↓

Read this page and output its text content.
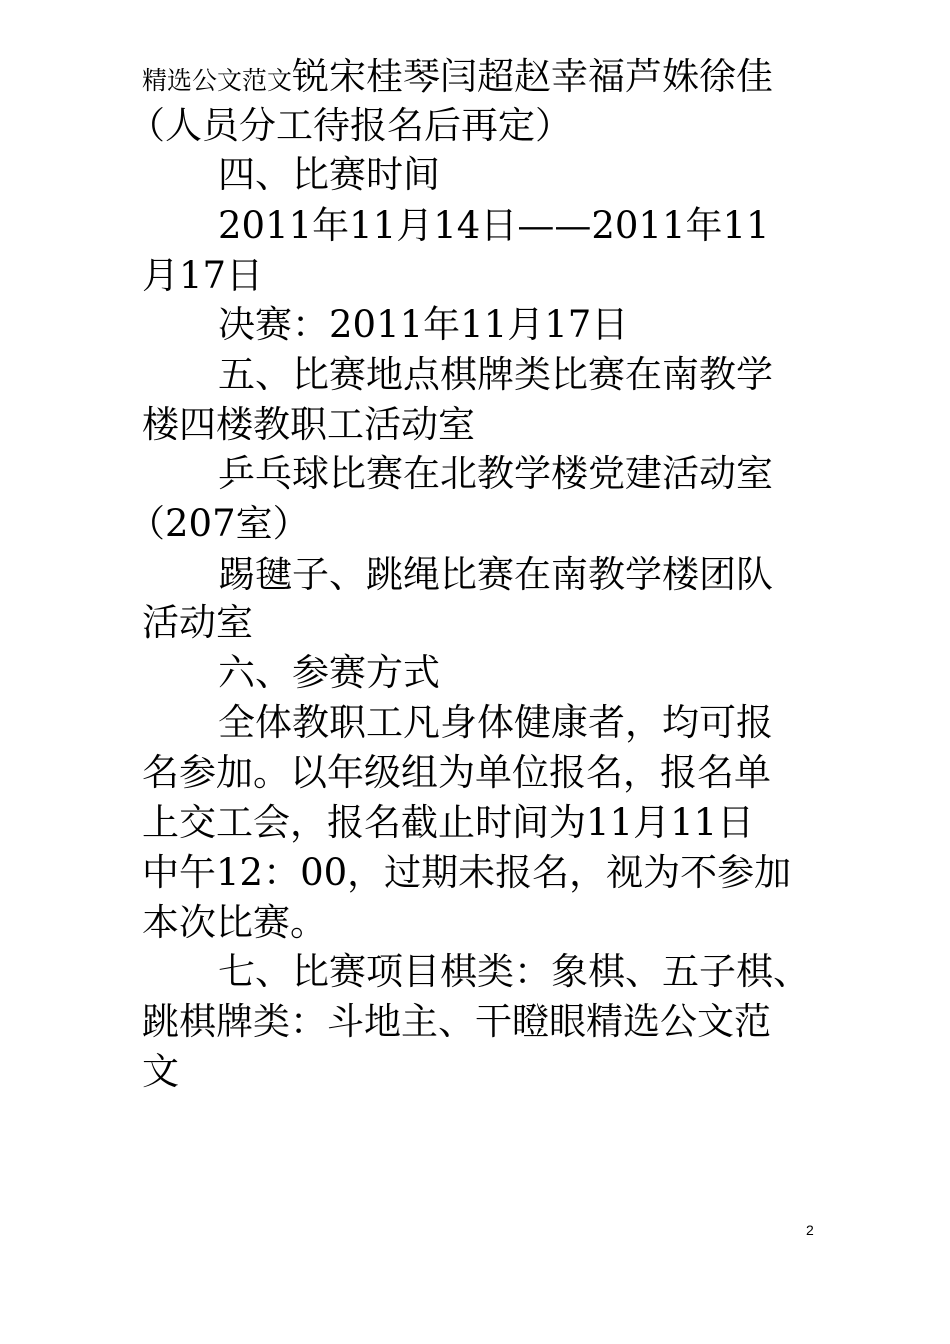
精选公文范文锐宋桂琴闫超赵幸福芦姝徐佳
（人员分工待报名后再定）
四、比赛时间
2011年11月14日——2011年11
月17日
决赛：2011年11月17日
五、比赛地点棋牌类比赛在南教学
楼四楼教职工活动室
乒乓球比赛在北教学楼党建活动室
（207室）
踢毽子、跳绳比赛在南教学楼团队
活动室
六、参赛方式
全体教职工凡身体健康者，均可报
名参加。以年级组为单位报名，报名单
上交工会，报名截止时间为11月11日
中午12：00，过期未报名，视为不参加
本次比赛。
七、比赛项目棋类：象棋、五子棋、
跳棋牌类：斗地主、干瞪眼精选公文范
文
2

↑

→ **WHAT THE TASK ASKS**
Give all the lines above again, character for character, without pictures.

→ **CORRECT ANSWER**
Read this page and output its text content.
精选公文范文锐宋桂琴闫超赵幸福芦姝徐佳
（人员分工待报名后再定）
四、比赛时间
2011年11月14日——2011年11
月17日
决赛：2011年11月17日
五、比赛地点棋牌类比赛在南教学
楼四楼教职工活动室
乒乓球比赛在北教学楼党建活动室
（207室）
踢毽子、跳绳比赛在南教学楼团队
活动室
六、参赛方式
全体教职工凡身体健康者，均可报
名参加。以年级组为单位报名，报名单
上交工会，报名截止时间为11月11日
中午12：00，过期未报名，视为不参加
本次比赛。
七、比赛项目棋类：象棋、五子棋、
跳棋牌类：斗地主、干瞪眼精选公文范
文
2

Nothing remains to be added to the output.